◆ Exercise aim
Find the lines that contain the word "godt" and copy each one.
== == ==
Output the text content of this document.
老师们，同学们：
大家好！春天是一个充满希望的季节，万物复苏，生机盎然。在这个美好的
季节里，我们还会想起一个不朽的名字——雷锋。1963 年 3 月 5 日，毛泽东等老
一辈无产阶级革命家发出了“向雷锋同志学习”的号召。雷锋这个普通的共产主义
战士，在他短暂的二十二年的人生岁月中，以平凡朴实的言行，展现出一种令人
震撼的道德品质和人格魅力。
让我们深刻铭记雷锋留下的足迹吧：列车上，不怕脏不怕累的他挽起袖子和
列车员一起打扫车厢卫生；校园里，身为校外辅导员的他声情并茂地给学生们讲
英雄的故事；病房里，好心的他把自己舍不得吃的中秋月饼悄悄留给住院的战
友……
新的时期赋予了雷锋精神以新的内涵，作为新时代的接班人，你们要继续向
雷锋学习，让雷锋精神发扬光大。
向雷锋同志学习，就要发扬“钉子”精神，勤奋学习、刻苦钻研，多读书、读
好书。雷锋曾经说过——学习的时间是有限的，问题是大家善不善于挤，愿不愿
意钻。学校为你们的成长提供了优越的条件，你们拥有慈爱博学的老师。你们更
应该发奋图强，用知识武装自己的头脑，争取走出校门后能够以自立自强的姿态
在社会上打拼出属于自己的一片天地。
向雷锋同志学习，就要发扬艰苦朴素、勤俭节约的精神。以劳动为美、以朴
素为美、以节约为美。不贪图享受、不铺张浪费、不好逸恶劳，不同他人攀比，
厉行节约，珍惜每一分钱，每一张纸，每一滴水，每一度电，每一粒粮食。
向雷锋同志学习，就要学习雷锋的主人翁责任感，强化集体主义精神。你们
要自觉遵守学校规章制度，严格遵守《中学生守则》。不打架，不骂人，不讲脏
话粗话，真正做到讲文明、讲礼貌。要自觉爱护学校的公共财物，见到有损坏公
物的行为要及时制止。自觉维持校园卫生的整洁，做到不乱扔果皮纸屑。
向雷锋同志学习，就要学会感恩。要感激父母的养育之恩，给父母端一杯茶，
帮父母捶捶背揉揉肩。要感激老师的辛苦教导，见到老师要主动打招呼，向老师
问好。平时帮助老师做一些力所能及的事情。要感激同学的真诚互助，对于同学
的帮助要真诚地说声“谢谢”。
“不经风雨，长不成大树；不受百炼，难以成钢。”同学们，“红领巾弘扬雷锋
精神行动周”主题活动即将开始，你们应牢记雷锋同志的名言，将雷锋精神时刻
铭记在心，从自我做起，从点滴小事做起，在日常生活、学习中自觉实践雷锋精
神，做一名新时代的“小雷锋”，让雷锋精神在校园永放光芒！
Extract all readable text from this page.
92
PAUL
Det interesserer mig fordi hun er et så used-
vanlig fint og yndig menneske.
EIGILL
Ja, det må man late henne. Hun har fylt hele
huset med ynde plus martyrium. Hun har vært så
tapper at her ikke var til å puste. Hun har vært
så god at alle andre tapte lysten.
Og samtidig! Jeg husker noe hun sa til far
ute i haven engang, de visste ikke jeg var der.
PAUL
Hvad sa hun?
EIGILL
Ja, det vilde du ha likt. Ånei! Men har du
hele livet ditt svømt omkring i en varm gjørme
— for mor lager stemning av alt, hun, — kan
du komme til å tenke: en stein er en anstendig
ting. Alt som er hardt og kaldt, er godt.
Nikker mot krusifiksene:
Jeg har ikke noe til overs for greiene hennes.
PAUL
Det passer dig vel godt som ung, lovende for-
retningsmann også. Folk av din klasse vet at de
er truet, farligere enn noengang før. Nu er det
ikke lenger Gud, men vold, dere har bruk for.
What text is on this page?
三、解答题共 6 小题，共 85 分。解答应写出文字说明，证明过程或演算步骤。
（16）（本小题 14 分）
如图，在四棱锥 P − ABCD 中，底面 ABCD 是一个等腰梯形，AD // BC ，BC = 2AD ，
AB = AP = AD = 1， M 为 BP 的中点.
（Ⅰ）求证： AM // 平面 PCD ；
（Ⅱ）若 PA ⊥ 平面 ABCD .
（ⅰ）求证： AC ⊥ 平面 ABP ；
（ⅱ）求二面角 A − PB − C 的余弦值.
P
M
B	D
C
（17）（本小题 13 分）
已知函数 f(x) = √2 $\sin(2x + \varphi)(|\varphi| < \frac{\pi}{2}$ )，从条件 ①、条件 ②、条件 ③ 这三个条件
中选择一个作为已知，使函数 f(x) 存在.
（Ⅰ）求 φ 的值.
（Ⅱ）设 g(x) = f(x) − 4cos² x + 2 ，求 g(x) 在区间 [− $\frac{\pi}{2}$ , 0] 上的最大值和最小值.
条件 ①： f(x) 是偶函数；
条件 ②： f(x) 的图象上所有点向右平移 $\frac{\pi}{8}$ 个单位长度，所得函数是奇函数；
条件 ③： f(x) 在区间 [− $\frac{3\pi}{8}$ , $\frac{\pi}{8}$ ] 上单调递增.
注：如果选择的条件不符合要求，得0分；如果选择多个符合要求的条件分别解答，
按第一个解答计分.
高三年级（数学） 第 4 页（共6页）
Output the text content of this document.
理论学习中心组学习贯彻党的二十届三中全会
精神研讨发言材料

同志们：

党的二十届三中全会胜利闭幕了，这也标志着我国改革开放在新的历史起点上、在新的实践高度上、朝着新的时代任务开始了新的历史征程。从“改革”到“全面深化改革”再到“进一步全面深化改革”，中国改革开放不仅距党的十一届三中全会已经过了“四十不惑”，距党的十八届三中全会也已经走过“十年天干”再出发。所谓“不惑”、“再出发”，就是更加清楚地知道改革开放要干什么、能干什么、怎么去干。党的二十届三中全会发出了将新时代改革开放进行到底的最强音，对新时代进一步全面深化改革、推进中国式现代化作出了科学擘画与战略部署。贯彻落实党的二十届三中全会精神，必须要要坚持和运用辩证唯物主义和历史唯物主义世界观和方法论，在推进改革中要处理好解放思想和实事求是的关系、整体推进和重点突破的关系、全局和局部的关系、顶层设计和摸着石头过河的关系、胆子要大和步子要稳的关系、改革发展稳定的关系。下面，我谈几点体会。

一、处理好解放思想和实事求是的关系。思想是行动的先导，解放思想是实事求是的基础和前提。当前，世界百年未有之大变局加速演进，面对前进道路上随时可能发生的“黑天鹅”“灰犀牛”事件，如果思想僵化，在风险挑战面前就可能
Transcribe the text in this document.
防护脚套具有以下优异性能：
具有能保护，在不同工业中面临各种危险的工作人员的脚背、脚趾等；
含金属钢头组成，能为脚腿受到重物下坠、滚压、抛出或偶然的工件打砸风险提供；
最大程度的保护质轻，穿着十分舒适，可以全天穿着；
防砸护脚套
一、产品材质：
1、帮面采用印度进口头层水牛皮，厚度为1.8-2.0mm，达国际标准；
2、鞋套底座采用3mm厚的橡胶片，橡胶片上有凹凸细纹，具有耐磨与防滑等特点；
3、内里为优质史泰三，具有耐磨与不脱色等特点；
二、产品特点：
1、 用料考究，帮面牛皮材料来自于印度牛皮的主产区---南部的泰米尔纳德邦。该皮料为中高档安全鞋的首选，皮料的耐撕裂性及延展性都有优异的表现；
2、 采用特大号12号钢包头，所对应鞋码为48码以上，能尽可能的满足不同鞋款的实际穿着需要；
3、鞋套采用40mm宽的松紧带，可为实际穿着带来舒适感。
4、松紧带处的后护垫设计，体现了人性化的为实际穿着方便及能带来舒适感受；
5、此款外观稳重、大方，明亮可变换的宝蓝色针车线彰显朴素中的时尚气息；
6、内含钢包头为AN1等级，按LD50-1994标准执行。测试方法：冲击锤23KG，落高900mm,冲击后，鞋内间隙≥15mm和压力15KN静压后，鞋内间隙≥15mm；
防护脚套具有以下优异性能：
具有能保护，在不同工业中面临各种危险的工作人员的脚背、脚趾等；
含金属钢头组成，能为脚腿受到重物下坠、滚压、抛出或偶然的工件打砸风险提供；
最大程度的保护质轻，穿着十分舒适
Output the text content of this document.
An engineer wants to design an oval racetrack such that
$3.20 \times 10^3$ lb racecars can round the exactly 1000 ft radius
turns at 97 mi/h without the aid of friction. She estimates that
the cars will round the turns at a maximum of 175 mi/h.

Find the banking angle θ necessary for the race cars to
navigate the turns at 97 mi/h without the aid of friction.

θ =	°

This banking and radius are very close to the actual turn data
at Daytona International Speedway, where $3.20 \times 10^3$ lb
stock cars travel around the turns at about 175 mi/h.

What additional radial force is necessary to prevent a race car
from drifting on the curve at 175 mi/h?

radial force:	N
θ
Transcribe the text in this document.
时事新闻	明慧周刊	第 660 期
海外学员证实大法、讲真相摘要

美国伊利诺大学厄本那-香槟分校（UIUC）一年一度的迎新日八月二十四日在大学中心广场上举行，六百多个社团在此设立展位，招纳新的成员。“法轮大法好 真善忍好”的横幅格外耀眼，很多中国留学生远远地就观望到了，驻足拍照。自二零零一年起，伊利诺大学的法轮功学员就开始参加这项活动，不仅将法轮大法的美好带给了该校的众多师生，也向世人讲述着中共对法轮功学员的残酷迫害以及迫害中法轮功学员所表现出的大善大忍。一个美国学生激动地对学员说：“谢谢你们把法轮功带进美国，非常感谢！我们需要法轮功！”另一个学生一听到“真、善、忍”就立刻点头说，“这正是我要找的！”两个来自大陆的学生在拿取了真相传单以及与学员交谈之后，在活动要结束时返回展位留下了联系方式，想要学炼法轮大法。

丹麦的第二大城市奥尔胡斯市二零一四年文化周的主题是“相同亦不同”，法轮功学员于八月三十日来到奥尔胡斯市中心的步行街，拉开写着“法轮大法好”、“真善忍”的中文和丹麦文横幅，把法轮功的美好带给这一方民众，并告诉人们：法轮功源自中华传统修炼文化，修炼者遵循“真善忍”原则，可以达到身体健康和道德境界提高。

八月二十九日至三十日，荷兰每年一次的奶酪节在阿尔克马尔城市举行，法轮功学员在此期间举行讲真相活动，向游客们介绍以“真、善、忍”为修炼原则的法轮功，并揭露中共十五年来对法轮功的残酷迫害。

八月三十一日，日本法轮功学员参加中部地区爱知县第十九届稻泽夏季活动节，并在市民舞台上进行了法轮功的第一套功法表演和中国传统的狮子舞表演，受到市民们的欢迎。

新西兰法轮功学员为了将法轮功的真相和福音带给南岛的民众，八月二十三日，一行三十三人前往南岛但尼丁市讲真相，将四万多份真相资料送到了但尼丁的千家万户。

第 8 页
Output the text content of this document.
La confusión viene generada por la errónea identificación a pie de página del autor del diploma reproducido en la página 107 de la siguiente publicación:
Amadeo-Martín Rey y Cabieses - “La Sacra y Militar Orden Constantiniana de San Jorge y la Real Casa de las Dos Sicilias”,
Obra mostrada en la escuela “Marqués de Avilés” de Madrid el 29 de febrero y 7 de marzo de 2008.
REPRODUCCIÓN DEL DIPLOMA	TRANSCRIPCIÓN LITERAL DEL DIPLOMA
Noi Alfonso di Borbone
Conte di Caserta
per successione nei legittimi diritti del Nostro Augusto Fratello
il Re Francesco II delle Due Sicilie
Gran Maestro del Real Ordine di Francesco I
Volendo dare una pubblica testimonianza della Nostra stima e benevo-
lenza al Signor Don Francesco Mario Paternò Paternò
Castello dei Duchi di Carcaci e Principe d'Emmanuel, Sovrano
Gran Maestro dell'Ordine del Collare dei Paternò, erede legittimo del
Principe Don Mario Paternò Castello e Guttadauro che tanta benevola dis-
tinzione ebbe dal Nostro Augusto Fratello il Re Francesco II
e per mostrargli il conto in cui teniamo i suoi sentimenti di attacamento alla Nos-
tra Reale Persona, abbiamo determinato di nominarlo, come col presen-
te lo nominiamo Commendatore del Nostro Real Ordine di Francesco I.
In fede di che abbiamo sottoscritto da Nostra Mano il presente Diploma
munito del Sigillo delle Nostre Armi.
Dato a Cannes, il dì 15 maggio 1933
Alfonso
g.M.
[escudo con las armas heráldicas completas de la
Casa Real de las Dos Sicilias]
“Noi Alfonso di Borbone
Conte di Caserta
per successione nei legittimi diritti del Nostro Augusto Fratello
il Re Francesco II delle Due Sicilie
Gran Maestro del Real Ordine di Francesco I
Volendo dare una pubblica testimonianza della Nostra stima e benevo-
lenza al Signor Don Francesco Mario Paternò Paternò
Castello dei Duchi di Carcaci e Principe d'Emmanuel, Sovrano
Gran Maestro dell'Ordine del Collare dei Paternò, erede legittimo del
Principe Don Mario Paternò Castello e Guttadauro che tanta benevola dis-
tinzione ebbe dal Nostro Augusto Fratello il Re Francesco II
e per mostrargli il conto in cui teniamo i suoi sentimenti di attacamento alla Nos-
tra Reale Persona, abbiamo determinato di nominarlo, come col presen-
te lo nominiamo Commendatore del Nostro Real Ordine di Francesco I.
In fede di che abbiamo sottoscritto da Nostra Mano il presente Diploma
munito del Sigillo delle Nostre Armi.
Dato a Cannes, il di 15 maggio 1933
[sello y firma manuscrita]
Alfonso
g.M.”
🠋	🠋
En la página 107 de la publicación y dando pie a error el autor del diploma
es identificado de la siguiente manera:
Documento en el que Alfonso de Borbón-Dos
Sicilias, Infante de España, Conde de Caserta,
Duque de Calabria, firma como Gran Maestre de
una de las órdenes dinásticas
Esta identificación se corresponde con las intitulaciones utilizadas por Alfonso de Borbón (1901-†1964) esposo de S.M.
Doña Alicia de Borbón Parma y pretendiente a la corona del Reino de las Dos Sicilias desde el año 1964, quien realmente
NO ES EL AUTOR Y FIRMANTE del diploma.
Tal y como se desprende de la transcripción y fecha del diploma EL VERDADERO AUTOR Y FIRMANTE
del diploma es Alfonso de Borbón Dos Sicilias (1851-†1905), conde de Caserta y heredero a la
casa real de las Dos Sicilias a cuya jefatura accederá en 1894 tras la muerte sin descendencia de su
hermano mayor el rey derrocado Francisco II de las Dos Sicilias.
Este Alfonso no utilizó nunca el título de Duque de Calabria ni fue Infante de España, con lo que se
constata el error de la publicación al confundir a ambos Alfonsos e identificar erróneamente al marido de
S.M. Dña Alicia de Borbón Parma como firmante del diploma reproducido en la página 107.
== == ==
◆ Worked solution
ting. Alt som er hardt og kaldt, er godt.
Det passer dig vel godt som ung, lovende for-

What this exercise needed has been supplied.